[Records contained in a dataset]
----

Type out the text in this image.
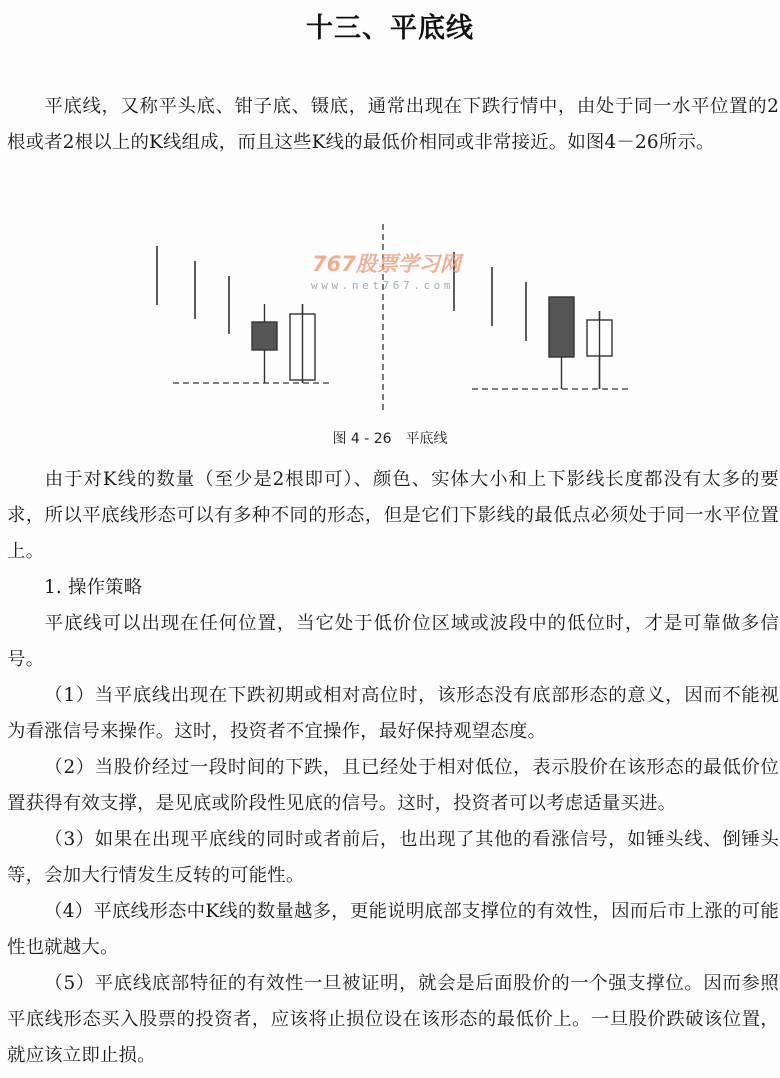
十三、平底线
平底线，又称平头底、钳子底、镊底，通常出现在下跌行情中，由处于同一水平位置的2根或者2根以上的K线组成，而且这些K线的最低价相同或非常接近。如图4－26所示。
767股票学习网
www.net767.com
图 4 - 26　平底线
由于对K线的数量（至少是2根即可）、颜色、实体大小和上下影线长度都没有太多的要求，所以平底线形态可以有多种不同的形态，但是它们下影线的最低点必须处于同一水平位置上。
1. 操作策略
平底线可以出现在任何位置，当它处于低价位区域或波段中的低位时，才是可靠做多信号。
（1）当平底线出现在下跌初期或相对高位时，该形态没有底部形态的意义，因而不能视为看涨信号来操作。这时，投资者不宜操作，最好保持观望态度。
（2）当股价经过一段时间的下跌，且已经处于相对低位，表示股价在该形态的最低价位置获得有效支撑，是见底或阶段性见底的信号。这时，投资者可以考虑适量买进。
（3）如果在出现平底线的同时或者前后，也出现了其他的看涨信号，如锤头线、倒锤头等，会加大行情发生反转的可能性。
（4）平底线形态中K线的数量越多，更能说明底部支撑位的有效性，因而后市上涨的可能性也就越大。
（5）平底线底部特征的有效性一旦被证明，就会是后面股价的一个强支撑位。因而参照平底线形态买入股票的投资者，应该将止损位设在该形态的最低价上。一旦股价跌破该位置，就应该立即止损。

----

WHAT THE EXERCISE ASKS> All of the lines above should be retyped precisely, apart from the pictures.

CORRECT ANSWER>
Type out the text in this image.
十三、平底线
平底线，又称平头底、钳子底、镊底，通常出现在下跌行情中，由处于同一水平位置的2根或者2根以上的K线组成，而且这些K线的最低价相同或非常接近。如图4－26所示。
767股票学习网
www.net767.com
图 4 - 26　平底线
由于对K线的数量（至少是2根即可）、颜色、实体大小和上下影线长度都没有太多的要求，所以平底线形态可以有多种不同的形态，但是它们下影线的最低点必须处于同一水平位置上。
1. 操作策略
平底线可以出现在任何位置，当它处于低价位区域或波段中的低位时，才是可靠做多信号。
（1）当平底线出现在下跌初期或相对高位时，该形态没有底部形态的意义，因而不能视为看涨信号来操作。这时，投资者不宜操作，最好保持观望态度。
（2）当股价经过一段时间的下跌，且已经处于相对低位，表示股价在该形态的最低价位置获得有效支撑，是见底或阶段性见底的信号。这时，投资者可以考虑适量买进。
（3）如果在出现平底线的同时或者前后，也出现了其他的看涨信号，如锤头线、倒锤头等，会加大行情发生反转的可能性。
（4）平底线形态中K线的数量越多，更能说明底部支撑位的有效性，因而后市上涨的可能性也就越大。
（5）平底线底部特征的有效性一旦被证明，就会是后面股价的一个强支撑位。因而参照平底线形态买入股票的投资者，应该将止损位设在该形态的最低价上。一旦股价跌破该位置，就应该立即止损。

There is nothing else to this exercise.